> _GIVEN INFORMATION_:
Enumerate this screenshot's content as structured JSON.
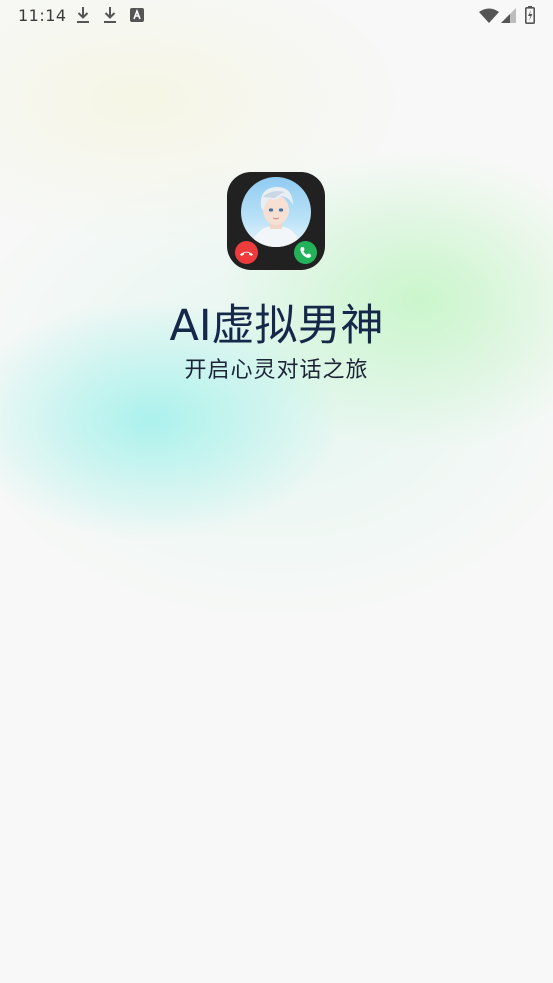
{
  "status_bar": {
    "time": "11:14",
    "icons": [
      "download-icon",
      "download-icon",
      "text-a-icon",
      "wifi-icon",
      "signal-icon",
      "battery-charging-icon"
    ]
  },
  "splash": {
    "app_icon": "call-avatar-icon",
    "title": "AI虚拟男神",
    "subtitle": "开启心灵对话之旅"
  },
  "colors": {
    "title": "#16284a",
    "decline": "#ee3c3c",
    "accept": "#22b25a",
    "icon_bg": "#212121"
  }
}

> _GOAL_:
Every line of text is to be repeated exactly; pictures are left out.

> _OUTPUT FOR THIS TASK_:
Enumerate this screenshot's content as structured JSON.
{
  "status_bar": {
    "time": "11:14",
    "icons": [
      "download-icon",
      "download-icon",
      "text-a-icon",
      "wifi-icon",
      "signal-icon",
      "battery-charging-icon"
    ]
  },
  "splash": {
    "app_icon": "call-avatar-icon",
    "title": "AI虚拟男神",
    "subtitle": "开启心灵对话之旅"
  },
  "colors": {
    "title": "#16284a",
    "decline": "#ee3c3c",
    "accept": "#22b25a",
    "icon_bg": "#212121"
  }
}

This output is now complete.